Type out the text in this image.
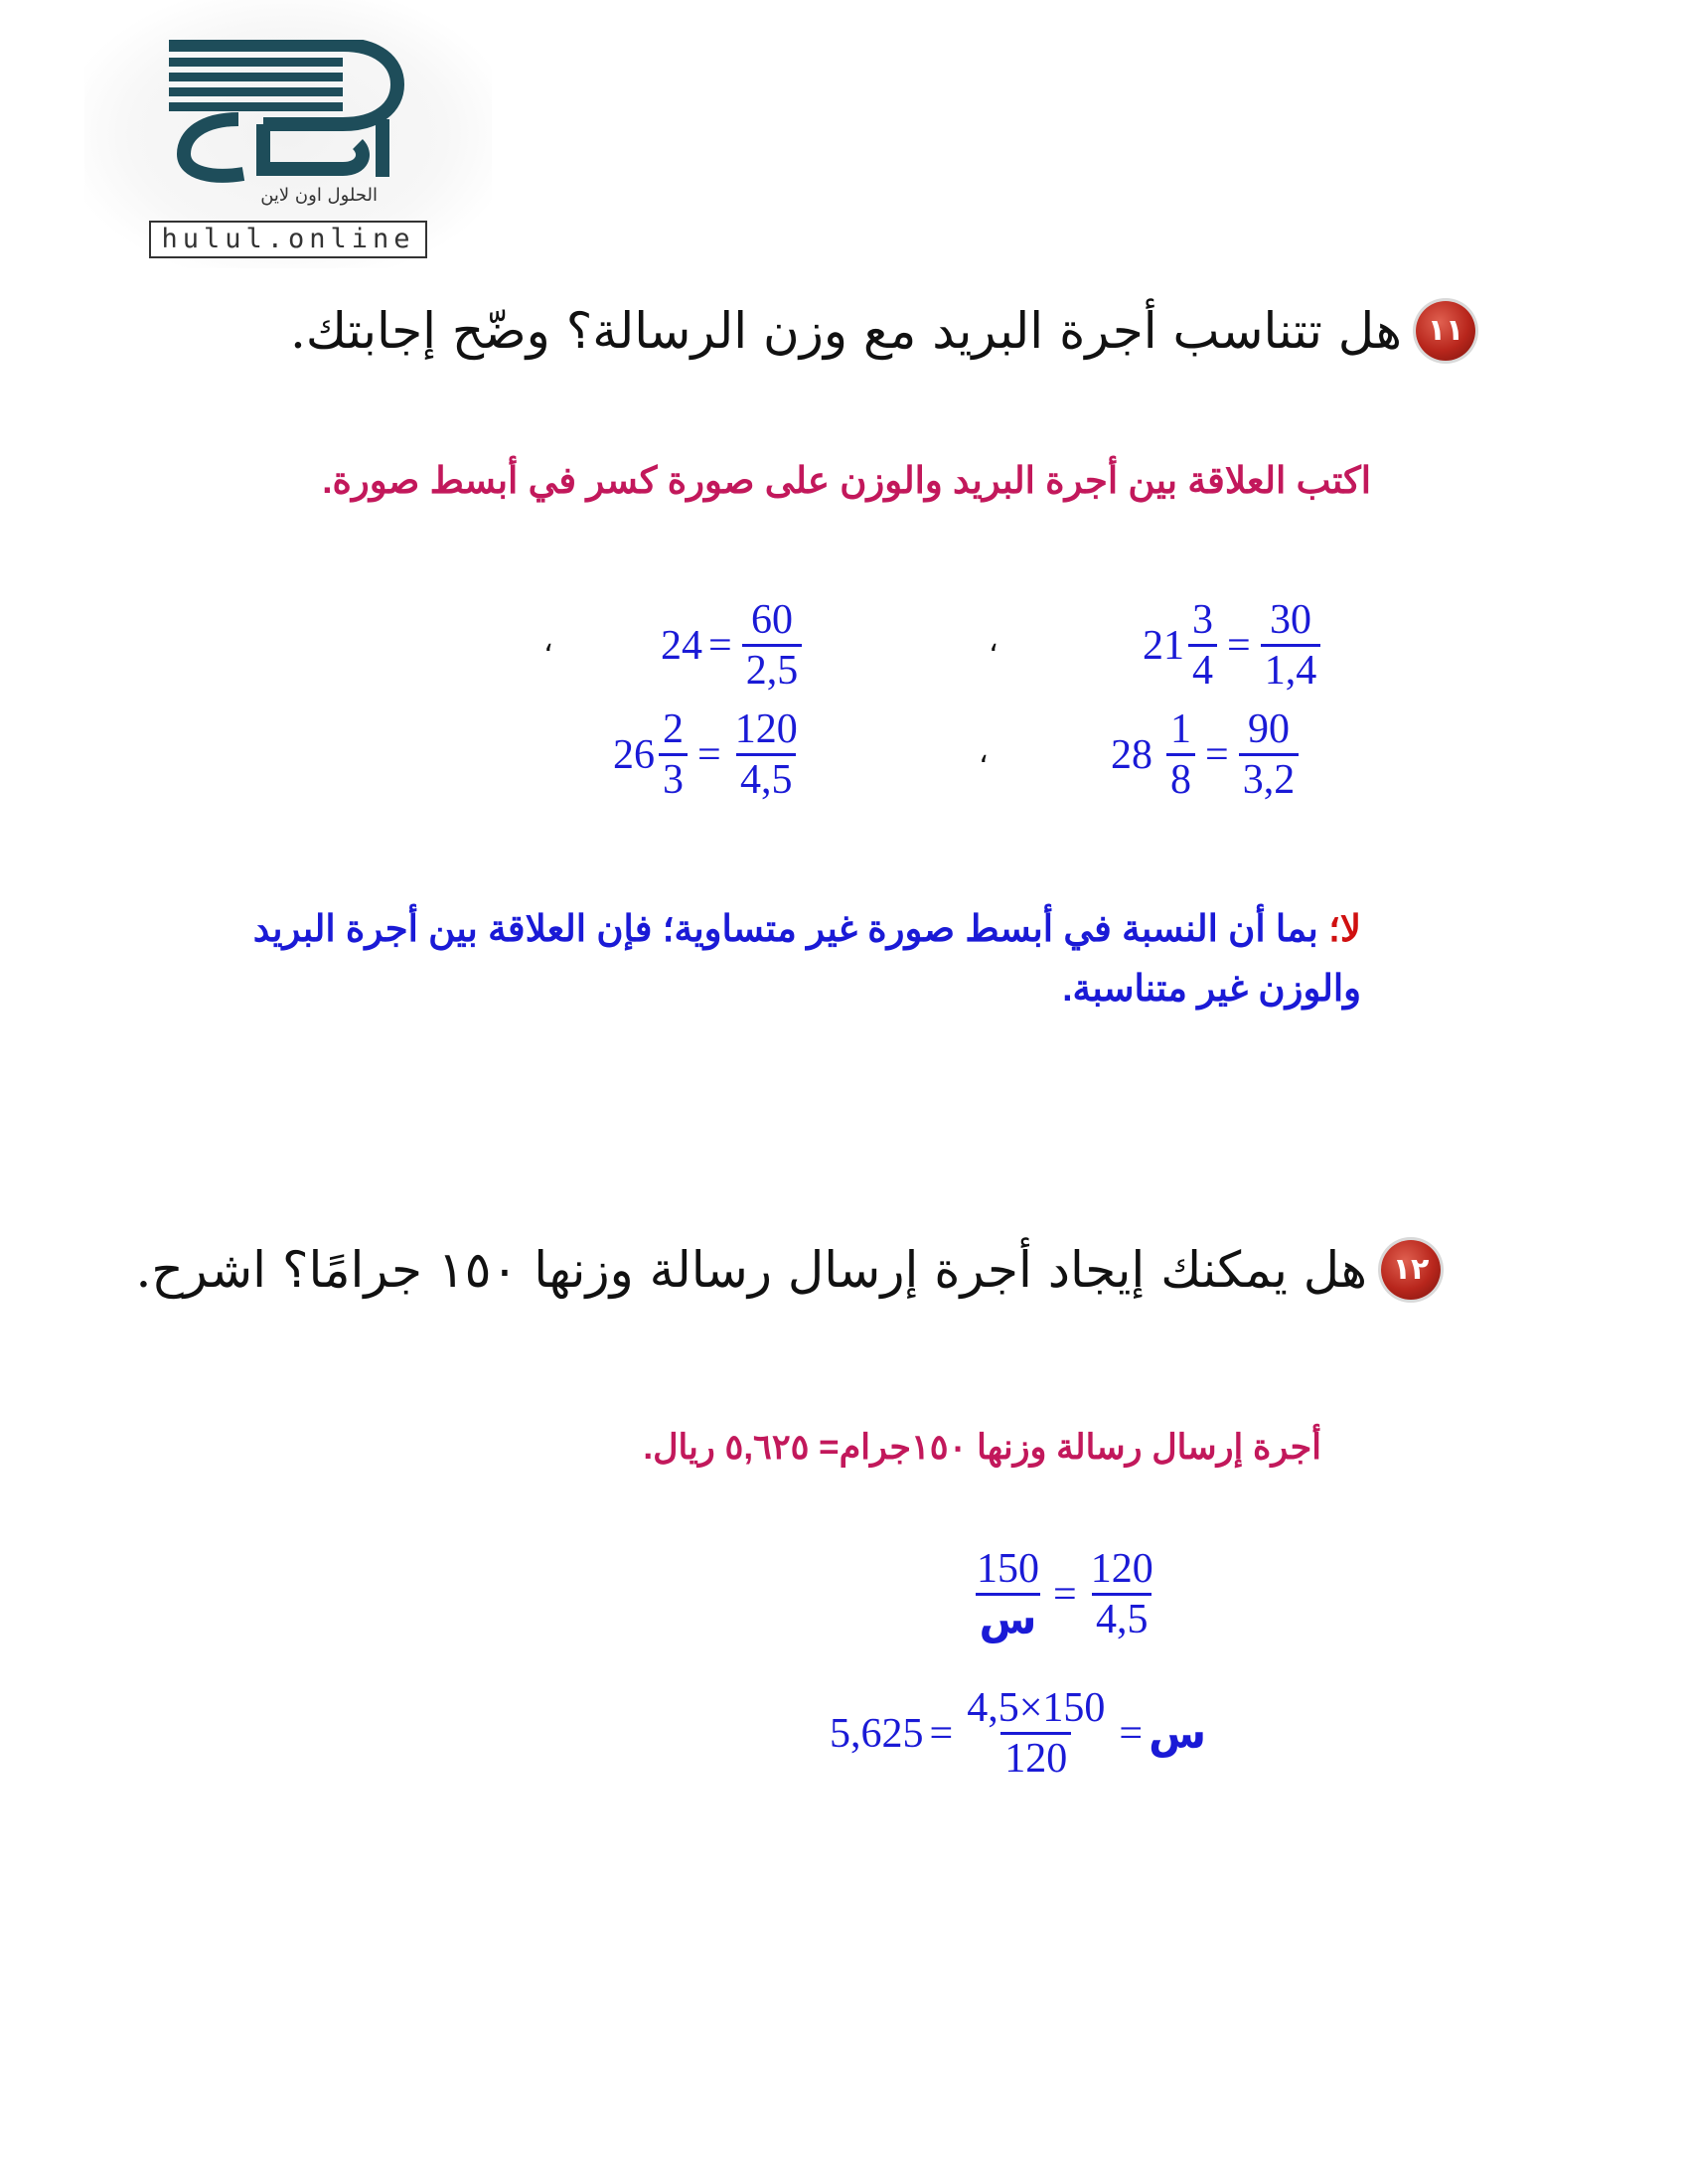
الحلول اون لاين
hulul.online
١١هل تتناسب أجرة البريد مع وزن الرسالة؟ وضّح إجابتك.
اكتب العلاقة بين أجرة البريد والوزن على صورة كسر في أبسط صورة.
$21 \frac{3}{4} = \frac{30}{1,4}$
،
$24 = \frac{60}{2,5}$
،
$28 \frac{1}{8} = \frac{90}{3,2}$
،
$26 \frac{2}{3} = \frac{120}{4,5}$
لا؛ بما أن النسبة في أبسط صورة غير متساوية؛ فإن العلاقة بين أجرة البريد والوزن غير متناسبة.
١٢هل يمكنك إيجاد أجرة إرسال رسالة وزنها ١٥٠ جرامًا؟ اشرح.
أجرة إرسال رسالة وزنها ١٥٠جرام= ٥,٦٢٥ ريال.
$\frac{150}{\text{س}} = \frac{120}{4,5}$
$5,625 = \frac{4,5\times 150}{120}$ = س
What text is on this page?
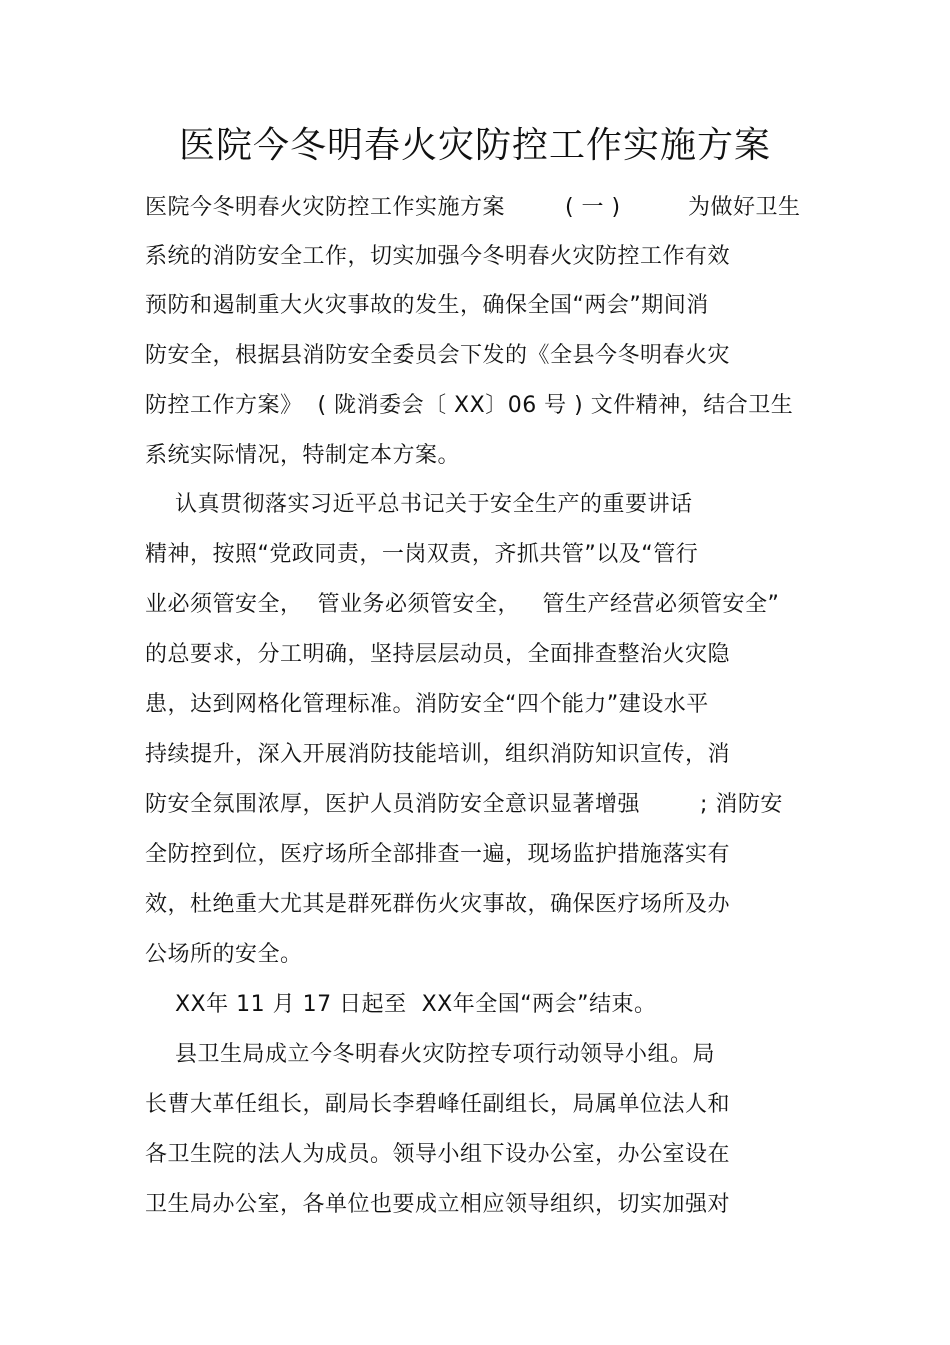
医院今冬明春火灾防控工作实施方案
医院今冬明春火灾防控工作实施方案        ( 一 )         为做好卫生
系统的消防安全工作，切实加强今冬明春火灾防控工作有效
预防和遏制重大火灾事故的发生，确保全国“两会”期间消
防安全，根据县消防安全委员会下发的《全县今冬明春火灾
防控工作方案》  ( 陇消委会〔 XX〕06 号 ) 文件精神，结合卫生
系统实际情况，特制定本方案。
认真贯彻落实习近平总书记关于安全生产的重要讲话
精神，按照“党政同责，一岗双责，齐抓共管”以及“管行
业必须管安全，  管业务必须管安全，   管生产经营必须管安全”
的总要求，分工明确，坚持层层动员，全面排查整治火灾隐
患，达到网格化管理标准。消防安全“四个能力”建设水平
持续提升，深入开展消防技能培训，组织消防知识宣传，消
防安全氛围浓厚，医护人员消防安全意识显著增强        ; 消防安
全防控到位，医疗场所全部排查一遍，现场监护措施落实有
效，杜绝重大尤其是群死群伤火灾事故，确保医疗场所及办
公场所的安全。
XX年 11 月 17 日起至  XX年全国“两会”结束。
县卫生局成立今冬明春火灾防控专项行动领导小组。局
长曹大革任组长，副局长李碧峰任副组长，局属单位法人和
各卫生院的法人为成员。领导小组下设办公室，办公室设在
卫生局办公室，各单位也要成立相应领导组织，切实加强对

___

→ **WORK TO DO**
Restate verbatim the lines running from the line with "What text is on this page?" through the end of the material; both ends count, and images are omitted.

→ **RIGHT ANSWER**
What text is on this page?
医院今冬明春火灾防控工作实施方案
医院今冬明春火灾防控工作实施方案        ( 一 )         为做好卫生
系统的消防安全工作，切实加强今冬明春火灾防控工作有效
预防和遏制重大火灾事故的发生，确保全国“两会”期间消
防安全，根据县消防安全委员会下发的《全县今冬明春火灾
防控工作方案》  ( 陇消委会〔 XX〕06 号 ) 文件精神，结合卫生
系统实际情况，特制定本方案。
认真贯彻落实习近平总书记关于安全生产的重要讲话
精神，按照“党政同责，一岗双责，齐抓共管”以及“管行
业必须管安全，  管业务必须管安全，   管生产经营必须管安全”
的总要求，分工明确，坚持层层动员，全面排查整治火灾隐
患，达到网格化管理标准。消防安全“四个能力”建设水平
持续提升，深入开展消防技能培训，组织消防知识宣传，消
防安全氛围浓厚，医护人员消防安全意识显著增强        ; 消防安
全防控到位，医疗场所全部排查一遍，现场监护措施落实有
效，杜绝重大尤其是群死群伤火灾事故，确保医疗场所及办
公场所的安全。
XX年 11 月 17 日起至  XX年全国“两会”结束。
县卫生局成立今冬明春火灾防控专项行动领导小组。局
长曹大革任组长，副局长李碧峰任副组长，局属单位法人和
各卫生院的法人为成员。领导小组下设办公室，办公室设在
卫生局办公室，各单位也要成立相应领导组织，切实加强对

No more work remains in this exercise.